MATERIAL FOR THIS TASK:
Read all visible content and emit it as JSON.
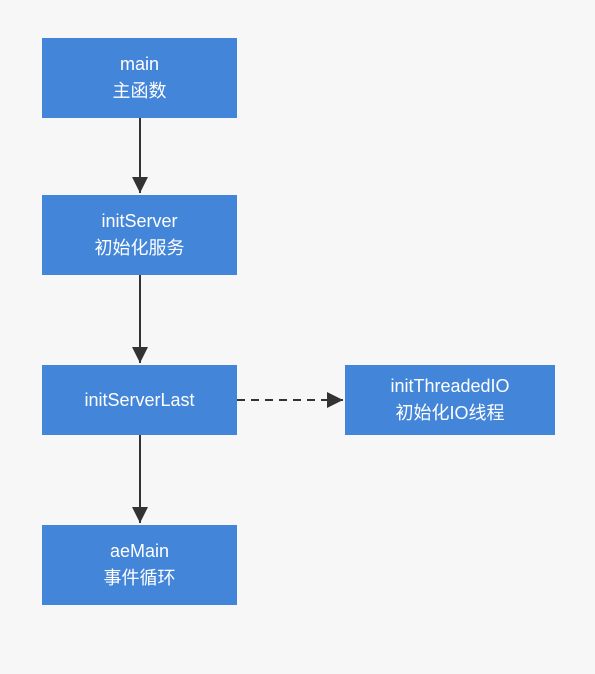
{
  "diagram": {
    "nodes": {
      "main": {
        "line1": "main",
        "line2": "主函数"
      },
      "initServer": {
        "line1": "initServer",
        "line2": "初始化服务"
      },
      "initServerLast": {
        "line1": "initServerLast"
      },
      "aeMain": {
        "line1": "aeMain",
        "line2": "事件循环"
      },
      "initThreadedIO": {
        "line1": "initThreadedIO",
        "line2": "初始化IO线程"
      }
    },
    "edges": [
      {
        "from": "main",
        "to": "initServer",
        "style": "solid"
      },
      {
        "from": "initServer",
        "to": "initServerLast",
        "style": "solid"
      },
      {
        "from": "initServerLast",
        "to": "aeMain",
        "style": "solid"
      },
      {
        "from": "initServerLast",
        "to": "initThreadedIO",
        "style": "dashed"
      }
    ]
  },
  "chart_data": {
    "type": "diagram",
    "nodes": [
      {
        "id": "main",
        "label": "main 主函数"
      },
      {
        "id": "initServer",
        "label": "initServer 初始化服务"
      },
      {
        "id": "initServerLast",
        "label": "initServerLast"
      },
      {
        "id": "aeMain",
        "label": "aeMain 事件循环"
      },
      {
        "id": "initThreadedIO",
        "label": "initThreadedIO 初始化IO线程"
      }
    ],
    "edges": [
      {
        "from": "main",
        "to": "initServer",
        "style": "solid"
      },
      {
        "from": "initServer",
        "to": "initServerLast",
        "style": "solid"
      },
      {
        "from": "initServerLast",
        "to": "aeMain",
        "style": "solid"
      },
      {
        "from": "initServerLast",
        "to": "initThreadedIO",
        "style": "dashed"
      }
    ]
  }
}
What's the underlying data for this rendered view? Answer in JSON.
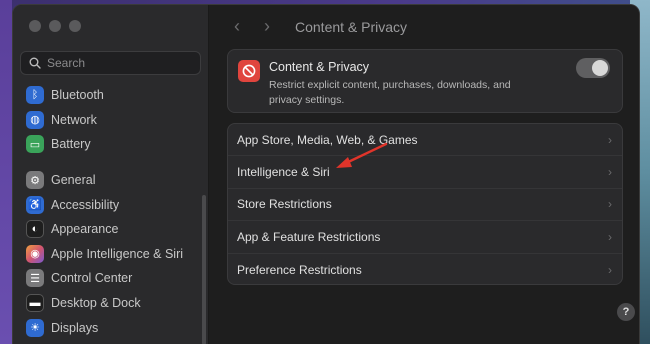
{
  "search": {
    "placeholder": "Search"
  },
  "sidebar": {
    "items": [
      {
        "label": "Bluetooth",
        "icon": "bluetooth-icon",
        "color": "#2f6bd1"
      },
      {
        "label": "Network",
        "icon": "globe-icon",
        "color": "#2f6bd1"
      },
      {
        "label": "Battery",
        "icon": "battery-icon",
        "color": "#3aa35a"
      },
      {
        "label": "General",
        "icon": "gear-icon",
        "color": "#7a7a7c"
      },
      {
        "label": "Accessibility",
        "icon": "accessibility-icon",
        "color": "#2f6bd1"
      },
      {
        "label": "Appearance",
        "icon": "appearance-icon",
        "color": "#1e1e1e"
      },
      {
        "label": "Apple Intelligence & Siri",
        "icon": "siri-icon",
        "color": "#d2556f"
      },
      {
        "label": "Control Center",
        "icon": "control-center-icon",
        "color": "#7a7a7c"
      },
      {
        "label": "Desktop & Dock",
        "icon": "dock-icon",
        "color": "#1e1e1e"
      },
      {
        "label": "Displays",
        "icon": "sun-icon",
        "color": "#2f6bd1"
      }
    ]
  },
  "header": {
    "title": "Content & Privacy"
  },
  "content_privacy": {
    "title": "Content & Privacy",
    "description": "Restrict explicit content, purchases, downloads, and privacy settings.",
    "enabled": true
  },
  "restrictions": {
    "rows": [
      {
        "label": "App Store, Media, Web, & Games"
      },
      {
        "label": "Intelligence & Siri"
      },
      {
        "label": "Store Restrictions"
      },
      {
        "label": "App & Feature Restrictions"
      },
      {
        "label": "Preference Restrictions"
      }
    ]
  },
  "help": {
    "label": "?"
  },
  "accent_colors": {
    "arrow": "#e0342a",
    "cp_icon": "#e0453e"
  }
}
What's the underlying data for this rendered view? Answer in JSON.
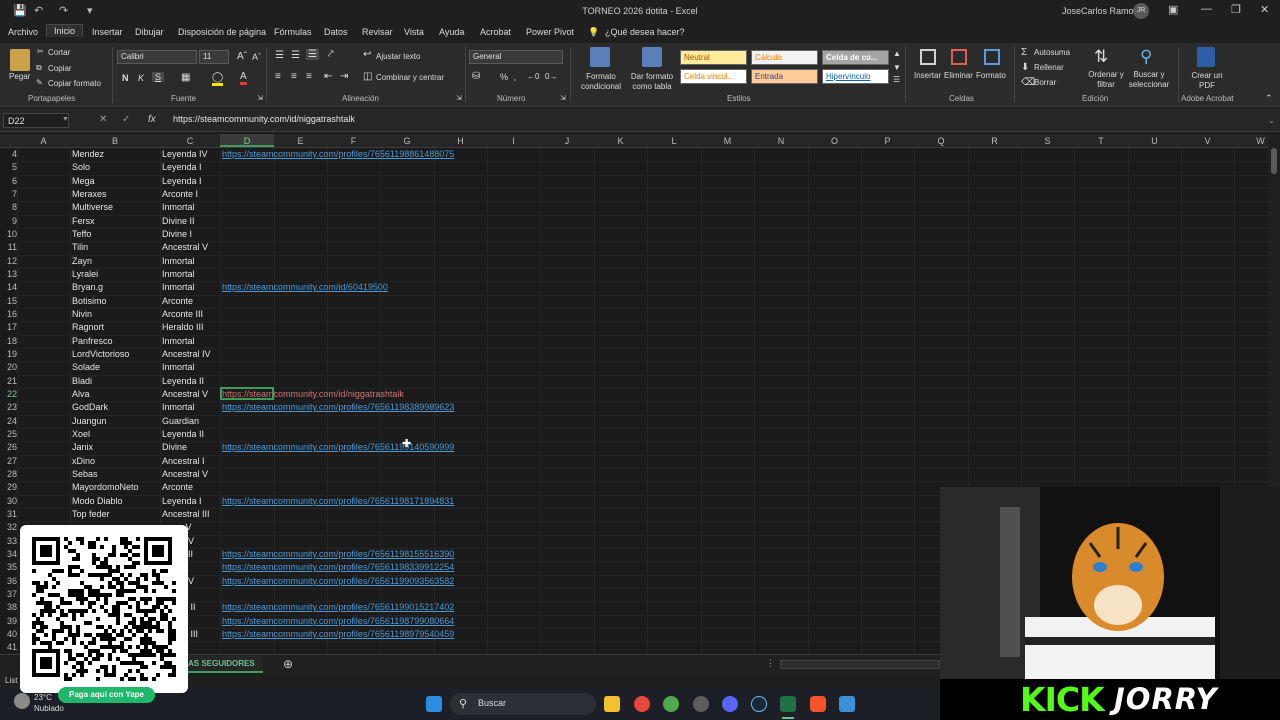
{
  "titlebar": {
    "title": "TORNEO 2026 dotita  -  Excel",
    "user": "JoseCarlos Ramos",
    "user_initials": "JR"
  },
  "ribbon_tabs": [
    "Archivo",
    "Inicio",
    "Insertar",
    "Dibujar",
    "Disposición de página",
    "Fórmulas",
    "Datos",
    "Revisar",
    "Vista",
    "Ayuda",
    "Acrobat",
    "Power Pivot"
  ],
  "tell_me": "¿Qué desea hacer?",
  "ribbon": {
    "clipboard": {
      "paste": "Pegar",
      "cut": "Cortar",
      "copy": "Copiar",
      "format_painter": "Copiar formato",
      "label": "Portapapeles"
    },
    "font": {
      "name": "Calibri",
      "size": "11",
      "label": "Fuente",
      "bold": "N",
      "italic": "K",
      "underline": "S"
    },
    "alignment": {
      "wrap": "Ajustar texto",
      "merge": "Combinar y centrar",
      "label": "Alineación"
    },
    "number": {
      "format": "General",
      "label": "Número",
      "percent": "%"
    },
    "styles": {
      "conditional": "Formato condicional",
      "as_table": "Dar formato como tabla",
      "label": "Estilos",
      "cells": [
        "Neutral",
        "Cálculo",
        "Celda de co...",
        "Celda vincul...",
        "Entrada",
        "Hipervínculo"
      ]
    },
    "cells_group": {
      "insert": "Insertar",
      "delete": "Eliminar",
      "format": "Formato",
      "label": "Celdas"
    },
    "editing": {
      "autosum": "Autosuma",
      "fill": "Rellenar",
      "clear": "Borrar",
      "sort": "Ordenar y filtrar",
      "find": "Buscar y seleccionar",
      "label": "Edición"
    },
    "acrobat": {
      "create": "Crear un PDF",
      "label": "Adobe Acrobat"
    }
  },
  "formula_bar": {
    "name_box": "D22",
    "formula": "https://steamcommunity.com/id/niggatrashtalk"
  },
  "columns": [
    "A",
    "B",
    "C",
    "D",
    "E",
    "F",
    "G",
    "H",
    "I",
    "J",
    "K",
    "L",
    "M",
    "N",
    "O",
    "P",
    "Q",
    "R",
    "S",
    "T",
    "U",
    "V",
    "W"
  ],
  "rows": [
    {
      "n": "4",
      "b": "Mendez",
      "c": "Leyenda IV",
      "d": "https://steamcommunity.com/profiles/76561198861488075"
    },
    {
      "n": "5",
      "b": "Solo",
      "c": "Leyenda I",
      "d": ""
    },
    {
      "n": "6",
      "b": "Mega",
      "c": "Leyenda I",
      "d": ""
    },
    {
      "n": "7",
      "b": "Meraxes",
      "c": "Arconte I",
      "d": ""
    },
    {
      "n": "8",
      "b": "Multiverse",
      "c": "Inmortal",
      "d": ""
    },
    {
      "n": "9",
      "b": "Fersx",
      "c": "Divine II",
      "d": ""
    },
    {
      "n": "10",
      "b": "Teffo",
      "c": "Divine I",
      "d": ""
    },
    {
      "n": "11",
      "b": "Tilin",
      "c": "Ancestral V",
      "d": ""
    },
    {
      "n": "12",
      "b": "Zayn",
      "c": "Inmortal",
      "d": ""
    },
    {
      "n": "13",
      "b": "Lyralei",
      "c": "Inmortal",
      "d": ""
    },
    {
      "n": "14",
      "b": "Bryan.g",
      "c": "Inmortal",
      "d": "https://steamcommunity.com/id/60419500"
    },
    {
      "n": "15",
      "b": "Botisimo",
      "c": "Arconte",
      "d": ""
    },
    {
      "n": "16",
      "b": "Nivin",
      "c": "Arconte III",
      "d": ""
    },
    {
      "n": "17",
      "b": "Ragnort",
      "c": "Heraldo III",
      "d": ""
    },
    {
      "n": "18",
      "b": "Panfresco",
      "c": "Inmortal",
      "d": ""
    },
    {
      "n": "19",
      "b": "LordVictorioso",
      "c": "Ancestral IV",
      "d": ""
    },
    {
      "n": "20",
      "b": "Solade",
      "c": "Inmortal",
      "d": ""
    },
    {
      "n": "21",
      "b": "Bladi",
      "c": "Leyenda II",
      "d": ""
    },
    {
      "n": "22",
      "b": "Alva",
      "c": "Ancestral V",
      "d": "https://steamcommunity.com/id/niggatrashtalk"
    },
    {
      "n": "23",
      "b": "GodDark",
      "c": "Inmortal",
      "d": "https://steamcommunity.com/profiles/76561198389989623"
    },
    {
      "n": "24",
      "b": "Juangun",
      "c": "Guardian",
      "d": ""
    },
    {
      "n": "25",
      "b": "Xoel",
      "c": "Leyenda II",
      "d": ""
    },
    {
      "n": "26",
      "b": "Janix",
      "c": "Divine",
      "d": "https://steamcommunity.com/profiles/76561199140590999"
    },
    {
      "n": "27",
      "b": "xDino",
      "c": "Ancestral I",
      "d": ""
    },
    {
      "n": "28",
      "b": "Sebas",
      "c": "Ancestral V",
      "d": ""
    },
    {
      "n": "29",
      "b": "MayordomoNeto",
      "c": "Arconte",
      "d": ""
    },
    {
      "n": "30",
      "b": "Modo Diablo",
      "c": "Leyenda I",
      "d": "https://steamcommunity.com/profiles/76561198171894831"
    },
    {
      "n": "31",
      "b": "Top feder",
      "c": "Ancestral III",
      "d": ""
    },
    {
      "n": "32",
      "b": "",
      "c": "o V",
      "d": ""
    },
    {
      "n": "33",
      "b": "",
      "c": "o IV",
      "d": ""
    },
    {
      "n": "34",
      "b": "",
      "c": "e III",
      "d": "https://steamcommunity.com/profiles/76561198155516390"
    },
    {
      "n": "35",
      "b": "",
      "c": "III",
      "d": "https://steamcommunity.com/profiles/76561198339912254"
    },
    {
      "n": "36",
      "b": "",
      "c": "o IV",
      "d": "https://steamcommunity.com/profiles/76561199093563582"
    },
    {
      "n": "37",
      "b": "",
      "c": "V",
      "d": ""
    },
    {
      "n": "38",
      "b": "",
      "c": "ral II",
      "d": "https://steamcommunity.com/profiles/76561199015217402"
    },
    {
      "n": "39",
      "b": "",
      "c": "a I",
      "d": "https://steamcommunity.com/profiles/76561198799080664"
    },
    {
      "n": "40",
      "b": "",
      "c": "ral III",
      "d": "https://steamcommunity.com/profiles/76561198979540459"
    },
    {
      "n": "41",
      "b": "",
      "c": "I",
      "d": ""
    }
  ],
  "sheet_tab": "AS SEGUIDORES",
  "status": "List",
  "weather": {
    "temp": "23°C",
    "desc": "Nublado"
  },
  "taskbar": {
    "search": "Buscar"
  },
  "overlay": {
    "yape": "Paga aquí con Yape",
    "kick_logo": "KICK",
    "streamer": "JORRY"
  },
  "colors": {
    "link": "#4b9ad8",
    "excel_green": "#3f9d5a",
    "kick_green": "#53fc18",
    "yape_green": "#1fb86a"
  }
}
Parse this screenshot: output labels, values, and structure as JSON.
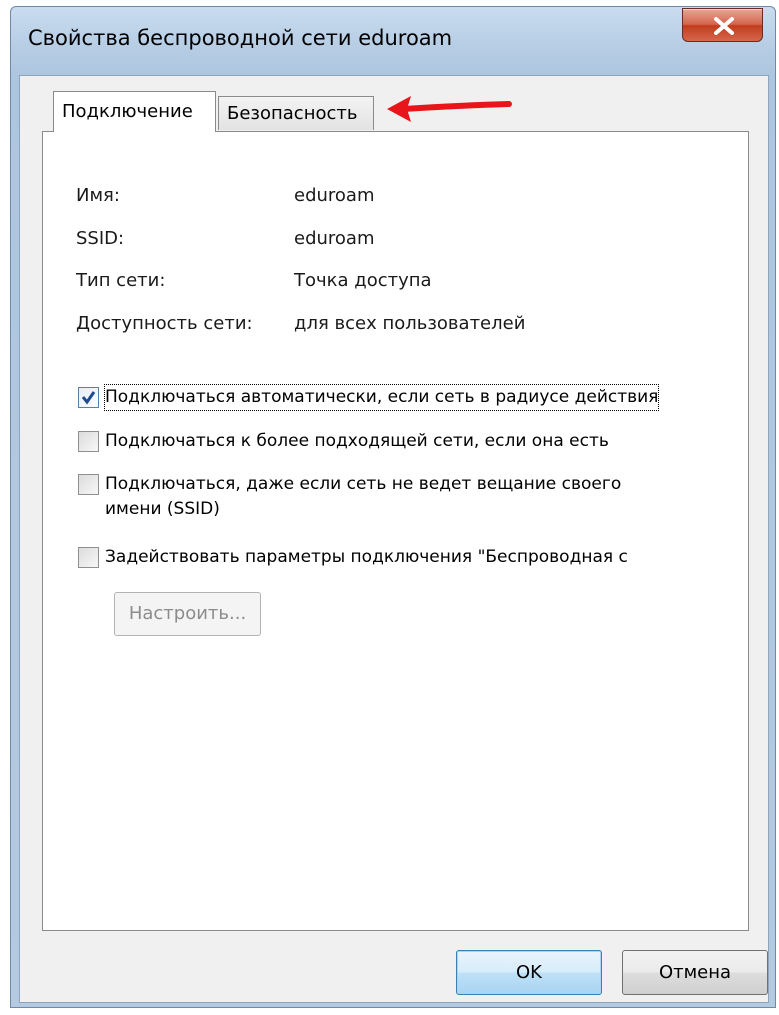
{
  "window": {
    "title": "Свойства беспроводной сети eduroam"
  },
  "tabs": [
    {
      "label": "Подключение",
      "active": true
    },
    {
      "label": "Безопасность",
      "active": false
    }
  ],
  "info": [
    {
      "key": "Имя:",
      "value": "eduroam"
    },
    {
      "key": "SSID:",
      "value": "eduroam"
    },
    {
      "key": "Тип сети:",
      "value": "Точка доступа"
    },
    {
      "key": "Доступность сети:",
      "value": "для всех пользователей"
    }
  ],
  "options": [
    {
      "label": "Подключаться автоматически, если сеть в радиусе действия",
      "checked": true
    },
    {
      "label": "Подключаться к более подходящей сети, если она есть",
      "checked": false
    },
    {
      "label_line1": "Подключаться, даже если сеть не ведет вещание своего",
      "label_line2": "имени (SSID)",
      "checked": false
    },
    {
      "label": "Задействовать параметры подключения \"Беспроводная с",
      "checked": false
    }
  ],
  "configure_button": "Настроить...",
  "buttons": {
    "ok": "OK",
    "cancel": "Отмена"
  },
  "colors": {
    "arrow": "#e8151b",
    "close_button": "#c94a2e",
    "ok_border": "#3c7fb1"
  }
}
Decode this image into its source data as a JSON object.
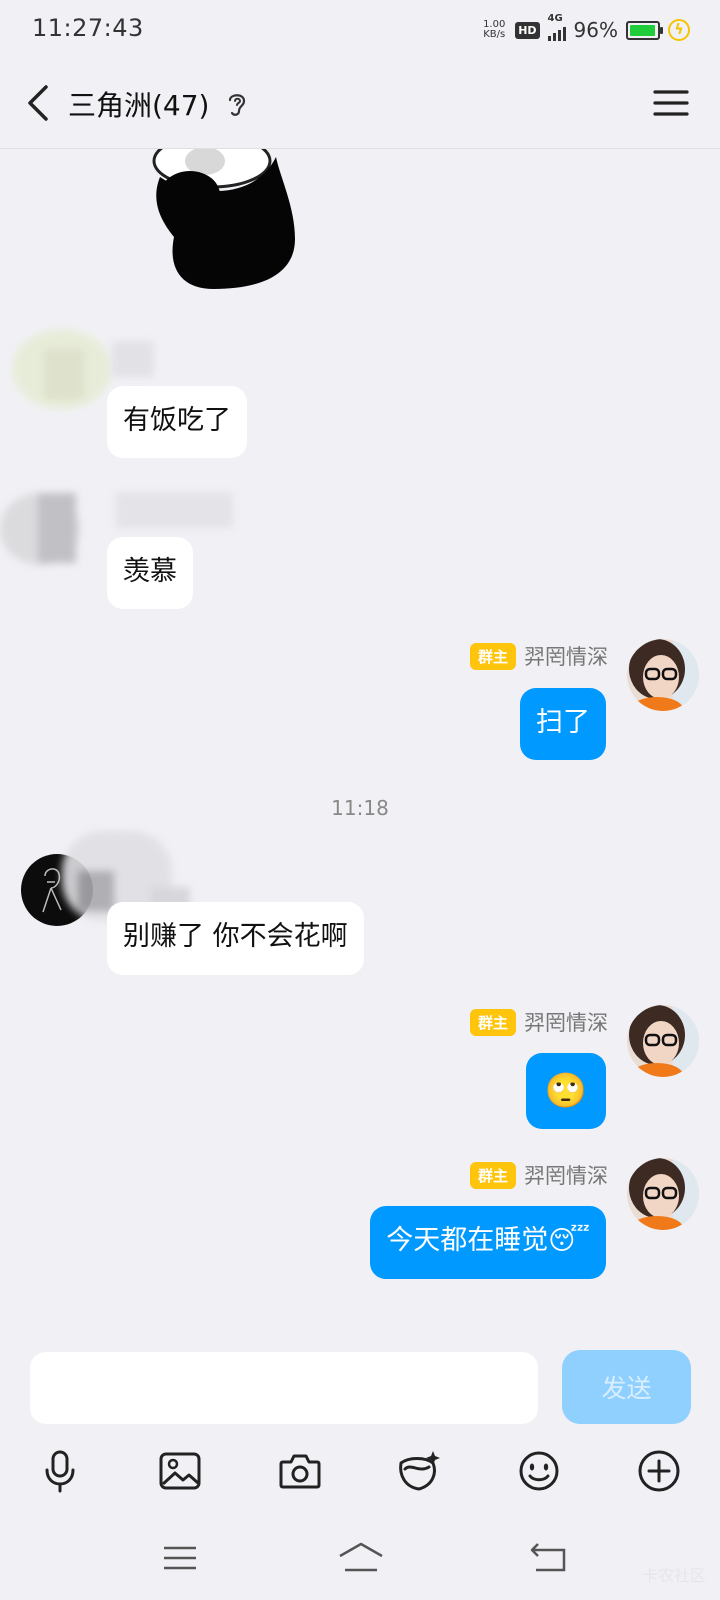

PROBLEM DESCRIPTION:
Scan the material and collect every line that contains "Buscar".

COMPLETED EXERCISE:
      "find": "Buscar y seleccionar",
    "search": "Buscar"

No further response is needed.